▶ _WORK TO COMPLETE_: Reproduce every line of the records below word for word, omitting the pictures.

▶ _DATASET EXCERPTS_:
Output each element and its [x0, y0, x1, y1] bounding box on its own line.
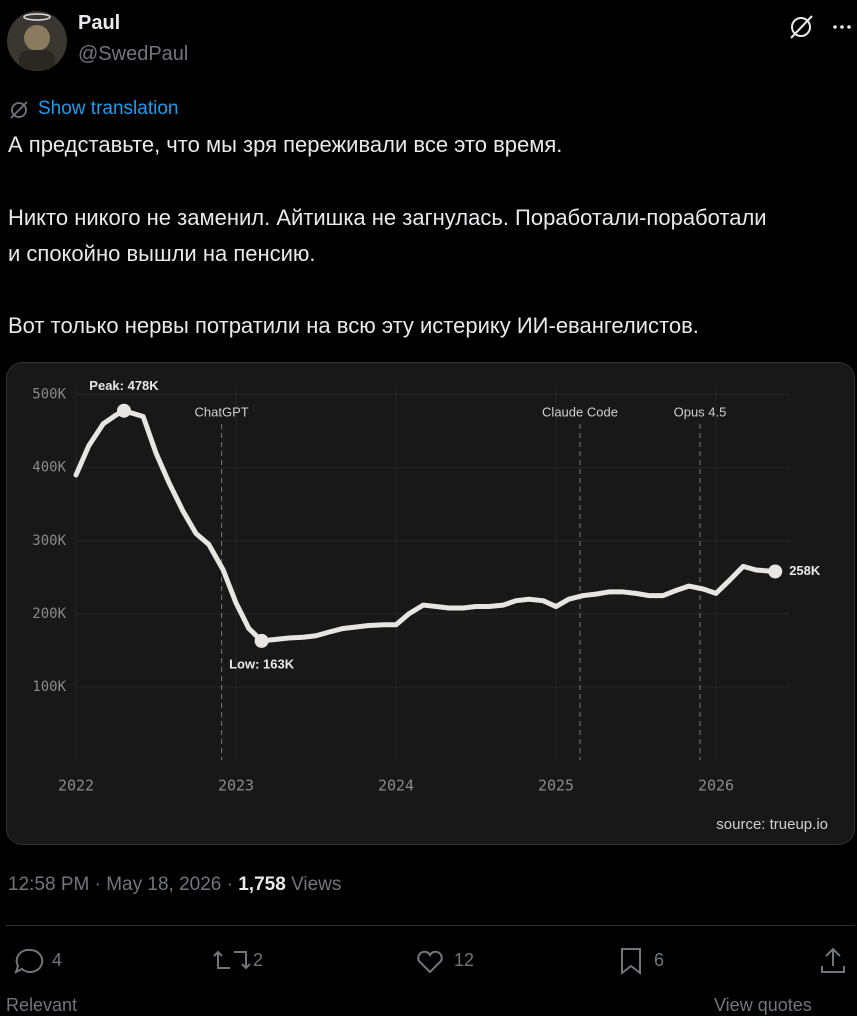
annotation-label: Low: 163K [229, 656, 295, 671]
chart-source: source: trueup.io [716, 816, 828, 833]
tweet-text: Вот только нервы потратили на всю эту ис… [8, 313, 699, 338]
views-count: 1,758 [238, 874, 286, 895]
translate-icon [10, 101, 28, 119]
x-tick-label: 2024 [378, 777, 414, 795]
event-label: ChatGPT [195, 404, 249, 419]
like-count[interactable]: 12 [454, 950, 475, 970]
annotation-point [254, 633, 269, 648]
top-icons [790, 15, 851, 39]
y-tick-label: 400K [32, 460, 66, 476]
timestamp: 12:58 PM · May 18, 2026 · [8, 874, 233, 895]
annotation-point [117, 403, 131, 418]
divider [6, 925, 855, 926]
event-label: Claude Code [542, 404, 618, 419]
show-translation[interactable]: Show translation [38, 98, 179, 119]
author-handle[interactable]: @SwedPaul [78, 43, 189, 65]
data-line [73, 408, 778, 644]
bookmark-count[interactable]: 6 [654, 950, 665, 970]
tweet-meta: 12:58 PM · May 18, 2026 · 1,758 Views [8, 874, 341, 896]
repost-count[interactable]: 2 [253, 950, 264, 970]
y-tick-label: 500K [32, 387, 66, 403]
x-tick-label: 2023 [218, 777, 254, 795]
chart[interactable]: source: trueup.io 100K 200K 300K 400K 500K 20… [0, 362, 857, 846]
sort-relevant[interactable]: Relevant [6, 995, 78, 1015]
y-tick-label: 300K [32, 533, 66, 549]
x-tick-label: 2025 [538, 777, 574, 795]
view-quotes[interactable]: View quotes [714, 995, 812, 1015]
tweet-text: Никто никого не заменил. Айтишка не загн… [8, 205, 767, 266]
annotation-label: 258K [789, 563, 821, 578]
y-tick-label: 100K [32, 679, 66, 695]
x-tick-label: 2026 [698, 777, 734, 795]
x-tick-label: 2022 [58, 777, 94, 795]
annotation-point [768, 564, 783, 579]
avatar[interactable] [6, 10, 68, 72]
action-icons [14, 947, 845, 976]
author-name[interactable]: Paul [78, 12, 121, 34]
annotation-label: Peak: 478K [89, 378, 159, 393]
reply-count[interactable]: 4 [52, 950, 63, 970]
tweet-text: А представьте, что мы зря переживали все… [8, 132, 563, 157]
event-label: Opus 4.5 [674, 404, 727, 419]
views-label: Views [291, 874, 342, 895]
y-tick-label: 200K [32, 606, 66, 622]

▶ _RESPONSE TO THE EXERCISE_:
Output each element and its [x0, y0, x1, y1] bounding box on its own line.
annotation-label: Low: 163K [229, 656, 295, 671]
chart-source: source: trueup.io [716, 816, 828, 833]
tweet-text: Вот только нервы потратили на всю эту ис… [8, 313, 699, 338]
views-count: 1,758 [238, 874, 286, 895]
translate-icon [10, 101, 28, 119]
x-tick-label: 2024 [378, 777, 414, 795]
event-label: ChatGPT [195, 404, 249, 419]
like-count[interactable]: 12 [454, 950, 475, 970]
annotation-point [254, 633, 269, 648]
top-icons [790, 15, 851, 39]
y-tick-label: 400K [32, 460, 66, 476]
timestamp: 12:58 PM · May 18, 2026 · [8, 874, 233, 895]
annotation-point [117, 403, 131, 418]
divider [6, 925, 855, 926]
event-label: Claude Code [542, 404, 618, 419]
show-translation[interactable]: Show translation [38, 98, 179, 119]
author-handle[interactable]: @SwedPaul [78, 43, 189, 65]
data-line [73, 408, 778, 644]
bookmark-count[interactable]: 6 [654, 950, 665, 970]
tweet-meta: 12:58 PM · May 18, 2026 · 1,758 Views [8, 874, 341, 896]
repost-count[interactable]: 2 [253, 950, 264, 970]
y-tick-label: 500K [32, 387, 66, 403]
x-tick-label: 2023 [218, 777, 254, 795]
chart[interactable]: source: trueup.io 100K 200K 300K 400K 500K 20… [0, 362, 857, 846]
sort-relevant[interactable]: Relevant [6, 995, 78, 1015]
y-tick-label: 300K [32, 533, 66, 549]
x-tick-label: 2025 [538, 777, 574, 795]
view-quotes[interactable]: View quotes [714, 995, 812, 1015]
tweet-text: Никто никого не заменил. Айтишка не загн… [8, 205, 767, 266]
annotation-label: 258K [789, 563, 821, 578]
y-tick-label: 100K [32, 679, 66, 695]
x-tick-label: 2026 [698, 777, 734, 795]
x-tick-label: 2022 [58, 777, 94, 795]
annotation-point [768, 564, 783, 579]
avatar[interactable] [6, 10, 68, 72]
action-icons [14, 947, 845, 976]
author-name[interactable]: Paul [78, 12, 121, 34]
annotation-label: Peak: 478K [89, 378, 159, 393]
reply-count[interactable]: 4 [52, 950, 63, 970]
tweet-text: А представьте, что мы зря переживали все… [8, 132, 563, 157]
event-label: Opus 4.5 [674, 404, 727, 419]
views-label: Views [291, 874, 342, 895]
y-tick-label: 200K [32, 606, 66, 622]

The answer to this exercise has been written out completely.